• Conjunto de exercícios:
1. No texto sobre o tempo e a eternidade, o que se avistava lá embaixo, ao pé da colina?
2. Prossiga o texto sobre o tempo e a eternidade a partir da última frase apresentada.

• Texto fornecido:
17 de maio de 2012

O Tempo e a Eternidade



   “Desde que eu era adolescente, Deus Nosso Senhor me concedeu a graça de perceber, com nitidez, esta realidade que toca intimamente a existência de todos os seres humanos: a vida é um breve lapso, apenas um piscar de olhos, comparada com a eternidade que nos espera depois desta passagem fugaz pelo tempo.

     Lembro-me que eu gostava de subir, pelas tardes, a um dos morros que ficavam ao redor de Cotija, minha cidade natal, e dali, conversando com Deus, contemplava lá embaixo, ao pé da colina, o cemitério, com seus túmulos adornados de flores; mais adiante, na planície, os telhados vermelhos das casas e, como que fincado em meio a eles, o campanário, com a cúpula da igreja paroquial. Perguntava-me com palavras simples que pode haver na cabeça de um menino do campo de 13, 14 anos, o que é esta vida, se afinal de contas, todos vamos acabar num túmulo. Nesse cemitério, jaziam os habitantes de Cotija de outros tempos. Somente uns poucos ainda arrancavam lágrimas da viúva ou de órfão prematuro. Outros, os restantes, abandonados em completo esquecimento. Uns viveram na opulência, grandes latifundiários ou hábeis comerciantes. Outros, na angústia de uma miséria nunca vencida. Uns e outros já tinham acabado a sua existência. Para que tinham servido àqueles as suas riquezas? E que sentido teve a vida pobre e aflita destes?

• Material:
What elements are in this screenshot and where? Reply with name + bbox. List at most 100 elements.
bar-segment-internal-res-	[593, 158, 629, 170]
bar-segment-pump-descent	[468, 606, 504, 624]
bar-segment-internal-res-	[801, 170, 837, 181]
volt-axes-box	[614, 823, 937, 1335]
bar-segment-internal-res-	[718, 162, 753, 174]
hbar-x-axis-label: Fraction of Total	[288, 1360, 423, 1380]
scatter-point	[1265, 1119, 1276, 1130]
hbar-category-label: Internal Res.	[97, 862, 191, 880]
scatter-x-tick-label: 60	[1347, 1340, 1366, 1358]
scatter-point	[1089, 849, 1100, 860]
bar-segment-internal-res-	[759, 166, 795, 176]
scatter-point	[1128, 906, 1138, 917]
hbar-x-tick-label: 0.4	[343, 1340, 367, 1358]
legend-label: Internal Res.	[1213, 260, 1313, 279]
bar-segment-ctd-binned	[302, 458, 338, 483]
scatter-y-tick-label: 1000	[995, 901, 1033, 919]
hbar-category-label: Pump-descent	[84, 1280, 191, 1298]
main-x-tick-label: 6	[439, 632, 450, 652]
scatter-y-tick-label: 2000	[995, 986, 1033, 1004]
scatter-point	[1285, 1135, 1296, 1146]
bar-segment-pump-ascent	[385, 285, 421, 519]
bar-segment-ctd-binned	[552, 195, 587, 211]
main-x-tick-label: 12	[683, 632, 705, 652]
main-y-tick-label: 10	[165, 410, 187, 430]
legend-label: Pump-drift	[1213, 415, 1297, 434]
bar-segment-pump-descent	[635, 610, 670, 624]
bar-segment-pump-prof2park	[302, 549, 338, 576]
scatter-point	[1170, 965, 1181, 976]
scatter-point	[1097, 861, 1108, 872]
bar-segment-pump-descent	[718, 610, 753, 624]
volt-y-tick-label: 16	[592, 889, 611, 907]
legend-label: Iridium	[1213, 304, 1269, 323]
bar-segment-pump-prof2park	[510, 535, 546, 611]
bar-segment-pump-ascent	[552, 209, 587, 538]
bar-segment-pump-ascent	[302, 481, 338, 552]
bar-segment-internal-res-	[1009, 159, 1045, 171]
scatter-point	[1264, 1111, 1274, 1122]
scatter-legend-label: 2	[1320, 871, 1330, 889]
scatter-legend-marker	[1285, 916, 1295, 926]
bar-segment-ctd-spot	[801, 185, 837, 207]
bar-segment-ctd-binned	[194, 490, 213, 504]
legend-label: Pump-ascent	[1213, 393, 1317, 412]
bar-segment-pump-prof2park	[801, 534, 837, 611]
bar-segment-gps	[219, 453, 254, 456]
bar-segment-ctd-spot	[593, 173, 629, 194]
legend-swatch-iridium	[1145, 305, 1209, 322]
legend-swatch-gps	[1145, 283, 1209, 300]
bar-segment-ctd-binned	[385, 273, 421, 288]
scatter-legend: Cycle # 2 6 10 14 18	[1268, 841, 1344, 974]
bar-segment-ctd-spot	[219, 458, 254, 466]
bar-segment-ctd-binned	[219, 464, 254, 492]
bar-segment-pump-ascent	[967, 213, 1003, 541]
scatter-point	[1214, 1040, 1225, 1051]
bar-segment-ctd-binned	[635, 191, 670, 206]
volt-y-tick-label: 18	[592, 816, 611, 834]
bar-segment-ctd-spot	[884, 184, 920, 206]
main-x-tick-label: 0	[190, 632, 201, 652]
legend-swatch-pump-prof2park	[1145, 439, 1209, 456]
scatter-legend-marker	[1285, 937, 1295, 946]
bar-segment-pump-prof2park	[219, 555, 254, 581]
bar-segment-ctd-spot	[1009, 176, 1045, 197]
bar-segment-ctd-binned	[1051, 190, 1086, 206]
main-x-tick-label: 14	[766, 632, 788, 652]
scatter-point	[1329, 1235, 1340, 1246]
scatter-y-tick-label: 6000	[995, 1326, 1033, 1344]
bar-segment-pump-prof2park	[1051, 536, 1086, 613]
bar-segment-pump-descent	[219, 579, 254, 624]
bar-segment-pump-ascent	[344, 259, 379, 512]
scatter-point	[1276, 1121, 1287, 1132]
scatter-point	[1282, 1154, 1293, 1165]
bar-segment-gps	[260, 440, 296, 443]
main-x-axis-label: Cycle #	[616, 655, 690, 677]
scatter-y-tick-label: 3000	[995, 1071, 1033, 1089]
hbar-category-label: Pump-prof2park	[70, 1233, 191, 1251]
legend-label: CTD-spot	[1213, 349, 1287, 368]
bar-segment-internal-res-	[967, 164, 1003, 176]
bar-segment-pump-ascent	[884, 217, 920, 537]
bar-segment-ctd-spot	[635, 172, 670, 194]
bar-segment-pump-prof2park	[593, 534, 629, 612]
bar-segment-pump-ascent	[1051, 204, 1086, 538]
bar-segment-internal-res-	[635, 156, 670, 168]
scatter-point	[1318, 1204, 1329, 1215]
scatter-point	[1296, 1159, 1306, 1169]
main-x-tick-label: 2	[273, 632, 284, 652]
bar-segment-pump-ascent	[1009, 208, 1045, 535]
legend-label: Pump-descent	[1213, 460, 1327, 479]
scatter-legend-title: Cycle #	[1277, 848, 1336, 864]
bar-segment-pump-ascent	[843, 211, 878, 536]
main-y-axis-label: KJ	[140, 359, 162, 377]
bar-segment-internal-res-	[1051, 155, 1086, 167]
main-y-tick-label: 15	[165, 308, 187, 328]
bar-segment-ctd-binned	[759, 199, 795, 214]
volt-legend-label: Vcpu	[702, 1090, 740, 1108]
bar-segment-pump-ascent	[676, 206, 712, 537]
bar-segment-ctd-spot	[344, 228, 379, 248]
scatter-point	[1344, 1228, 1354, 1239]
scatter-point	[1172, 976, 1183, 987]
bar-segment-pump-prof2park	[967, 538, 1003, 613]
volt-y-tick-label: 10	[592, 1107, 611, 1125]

• Respostas escritas:
1. O cemitério, com seus túmulos adornados de flores.

2.
     E depois, pensava nos outros: nos vivos, aqueles que transitavam pelas ruas e pela praça principal, nos sítios e nas fazendas vizinhas, os que eu conhecia e via todos os dias. E pensava também nos milhões de homens que, em outros povoados, em outras cidades, em outros continentes, por trás dos morros limítrofes, gastavam a vida em mil afazeres, cada qual absorto nas suas preocupações, desenrolando o fio indecifrável com que se tece a trama diária da existência humana. E pensava que todos eles andariam por estas terras alguns anos: 20, 40, 80, talvez mais de um século: e, no final, o mistério do nada, que parece engolir os que se vão. O que é que permanece, afinal, ao longo da vida, se até a recordação dos mais velhos se dilui na névoa da memória?

     Estas são as reflexões que atravessam de ponta a ponta a história da humanidade, as interrogações que cada geração tem que enfrentar, os enigmas que têm que ser resolvidos por todos os homens que não se resignam a um simples vegetar pelo mundo e que procuram se dar alguma transcendência. “De que serve ao homem ganhar o mundo inteiro, se vier a perder a sua alma?, perguntava Jesus Cristo aos seus ouvintes.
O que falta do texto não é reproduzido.